• _Exercise data_
+--
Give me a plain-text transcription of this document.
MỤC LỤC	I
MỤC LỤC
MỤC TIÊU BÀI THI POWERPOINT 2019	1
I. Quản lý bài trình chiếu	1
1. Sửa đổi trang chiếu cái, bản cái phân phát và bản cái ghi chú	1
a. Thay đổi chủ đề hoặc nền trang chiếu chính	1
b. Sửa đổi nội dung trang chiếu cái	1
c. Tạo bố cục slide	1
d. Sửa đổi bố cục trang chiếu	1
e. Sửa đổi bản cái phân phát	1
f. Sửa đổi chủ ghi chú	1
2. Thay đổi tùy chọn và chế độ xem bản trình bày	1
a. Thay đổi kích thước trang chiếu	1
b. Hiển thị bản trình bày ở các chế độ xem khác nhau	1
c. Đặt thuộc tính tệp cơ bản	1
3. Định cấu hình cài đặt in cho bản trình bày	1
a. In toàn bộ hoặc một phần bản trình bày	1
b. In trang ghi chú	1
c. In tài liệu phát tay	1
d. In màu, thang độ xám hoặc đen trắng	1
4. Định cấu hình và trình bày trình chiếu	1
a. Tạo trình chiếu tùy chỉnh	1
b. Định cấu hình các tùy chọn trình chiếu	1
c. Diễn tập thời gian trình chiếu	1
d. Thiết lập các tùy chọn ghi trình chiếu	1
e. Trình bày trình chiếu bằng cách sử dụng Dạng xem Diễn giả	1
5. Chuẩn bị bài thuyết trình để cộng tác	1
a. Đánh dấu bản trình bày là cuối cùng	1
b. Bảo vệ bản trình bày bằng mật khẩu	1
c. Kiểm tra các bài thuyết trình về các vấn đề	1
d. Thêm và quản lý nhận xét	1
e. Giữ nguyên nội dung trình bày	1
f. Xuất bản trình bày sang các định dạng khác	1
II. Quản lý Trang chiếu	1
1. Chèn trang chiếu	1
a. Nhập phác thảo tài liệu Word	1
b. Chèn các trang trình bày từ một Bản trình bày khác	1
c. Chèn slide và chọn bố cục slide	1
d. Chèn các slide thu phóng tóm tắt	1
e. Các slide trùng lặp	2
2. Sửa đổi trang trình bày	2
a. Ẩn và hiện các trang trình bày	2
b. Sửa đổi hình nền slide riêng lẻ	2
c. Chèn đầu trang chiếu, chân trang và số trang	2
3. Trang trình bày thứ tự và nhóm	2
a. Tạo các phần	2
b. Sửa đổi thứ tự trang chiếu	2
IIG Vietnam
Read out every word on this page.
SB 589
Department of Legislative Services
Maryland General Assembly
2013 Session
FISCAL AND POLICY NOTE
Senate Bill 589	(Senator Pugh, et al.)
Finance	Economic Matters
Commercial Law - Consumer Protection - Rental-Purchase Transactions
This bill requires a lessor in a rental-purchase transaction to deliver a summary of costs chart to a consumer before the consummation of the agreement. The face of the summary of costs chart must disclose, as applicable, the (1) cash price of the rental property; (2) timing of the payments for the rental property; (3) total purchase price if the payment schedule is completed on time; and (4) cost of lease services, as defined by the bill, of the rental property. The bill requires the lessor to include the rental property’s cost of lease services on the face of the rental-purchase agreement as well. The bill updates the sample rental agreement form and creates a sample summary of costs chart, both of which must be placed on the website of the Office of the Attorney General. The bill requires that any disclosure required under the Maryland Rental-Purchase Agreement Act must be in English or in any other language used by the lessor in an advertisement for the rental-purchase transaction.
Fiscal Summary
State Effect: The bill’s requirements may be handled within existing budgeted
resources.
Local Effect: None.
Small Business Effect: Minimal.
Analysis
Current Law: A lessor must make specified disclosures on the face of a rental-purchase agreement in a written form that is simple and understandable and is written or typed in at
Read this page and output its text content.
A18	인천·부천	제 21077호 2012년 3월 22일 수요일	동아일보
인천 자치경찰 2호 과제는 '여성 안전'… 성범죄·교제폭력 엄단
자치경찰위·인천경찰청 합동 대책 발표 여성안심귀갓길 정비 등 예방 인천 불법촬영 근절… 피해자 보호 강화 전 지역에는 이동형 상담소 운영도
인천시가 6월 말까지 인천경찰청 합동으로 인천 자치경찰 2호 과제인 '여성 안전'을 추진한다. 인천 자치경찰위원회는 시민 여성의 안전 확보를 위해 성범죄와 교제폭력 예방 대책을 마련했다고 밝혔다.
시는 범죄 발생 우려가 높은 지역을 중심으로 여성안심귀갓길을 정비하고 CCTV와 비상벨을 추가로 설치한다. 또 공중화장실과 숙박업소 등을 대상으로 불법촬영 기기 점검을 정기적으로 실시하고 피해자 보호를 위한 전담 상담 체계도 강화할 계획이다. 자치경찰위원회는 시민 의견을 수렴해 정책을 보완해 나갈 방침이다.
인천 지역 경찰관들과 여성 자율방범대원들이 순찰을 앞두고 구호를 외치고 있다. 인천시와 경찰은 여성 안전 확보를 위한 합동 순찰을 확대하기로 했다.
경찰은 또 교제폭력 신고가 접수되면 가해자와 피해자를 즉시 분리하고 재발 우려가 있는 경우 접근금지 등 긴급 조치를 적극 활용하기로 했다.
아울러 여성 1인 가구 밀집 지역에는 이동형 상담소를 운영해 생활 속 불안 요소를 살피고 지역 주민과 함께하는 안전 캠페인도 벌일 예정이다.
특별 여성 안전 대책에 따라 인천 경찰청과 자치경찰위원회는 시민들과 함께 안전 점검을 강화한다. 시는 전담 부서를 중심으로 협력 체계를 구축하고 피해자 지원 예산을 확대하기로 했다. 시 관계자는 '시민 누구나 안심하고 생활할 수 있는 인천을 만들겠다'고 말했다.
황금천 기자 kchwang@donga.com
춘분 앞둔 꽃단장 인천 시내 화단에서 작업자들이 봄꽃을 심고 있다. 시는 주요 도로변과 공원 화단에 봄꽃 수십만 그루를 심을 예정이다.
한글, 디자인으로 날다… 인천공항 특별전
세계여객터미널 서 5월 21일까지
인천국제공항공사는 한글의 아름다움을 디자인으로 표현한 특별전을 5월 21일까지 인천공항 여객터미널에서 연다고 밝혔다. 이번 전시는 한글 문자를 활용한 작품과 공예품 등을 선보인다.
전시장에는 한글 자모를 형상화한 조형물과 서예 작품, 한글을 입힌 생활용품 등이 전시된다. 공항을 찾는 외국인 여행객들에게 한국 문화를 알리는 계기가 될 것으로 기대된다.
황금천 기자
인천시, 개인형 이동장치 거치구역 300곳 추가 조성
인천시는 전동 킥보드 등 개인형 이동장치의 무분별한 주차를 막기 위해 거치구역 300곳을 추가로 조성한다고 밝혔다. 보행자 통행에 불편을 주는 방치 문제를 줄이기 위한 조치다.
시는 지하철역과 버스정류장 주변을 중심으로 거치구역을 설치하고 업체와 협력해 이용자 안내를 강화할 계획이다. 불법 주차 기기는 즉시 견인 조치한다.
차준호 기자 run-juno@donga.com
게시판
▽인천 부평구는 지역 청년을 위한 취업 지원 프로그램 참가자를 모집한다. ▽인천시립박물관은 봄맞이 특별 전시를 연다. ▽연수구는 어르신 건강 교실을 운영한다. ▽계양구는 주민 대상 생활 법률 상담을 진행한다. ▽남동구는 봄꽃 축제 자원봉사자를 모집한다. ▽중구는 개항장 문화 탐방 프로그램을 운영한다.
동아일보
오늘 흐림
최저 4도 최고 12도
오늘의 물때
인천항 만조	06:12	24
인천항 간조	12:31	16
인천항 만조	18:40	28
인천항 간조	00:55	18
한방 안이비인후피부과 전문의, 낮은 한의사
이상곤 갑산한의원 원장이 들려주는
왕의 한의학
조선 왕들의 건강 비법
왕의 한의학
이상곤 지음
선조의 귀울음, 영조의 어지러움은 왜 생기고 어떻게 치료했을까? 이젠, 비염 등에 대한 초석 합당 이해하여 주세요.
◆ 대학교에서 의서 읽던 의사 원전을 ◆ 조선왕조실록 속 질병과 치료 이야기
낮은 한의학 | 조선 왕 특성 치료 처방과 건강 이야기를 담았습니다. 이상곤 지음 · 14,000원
+--
• _Aim of the task_
Copy all lines from the material that hold "인천공항".

• _The reply_
한글, 디자인으로 날다… 인천공항 특별전
인천국제공항공사는 한글의 아름다움을 디자인으로 표현한 특별전을 5월 21일까지 인천공항 여객터미널에서 연다고 밝혔다. 이번 전시는 한글 문자를 활용한 작품과 공예품 등을 선보인다.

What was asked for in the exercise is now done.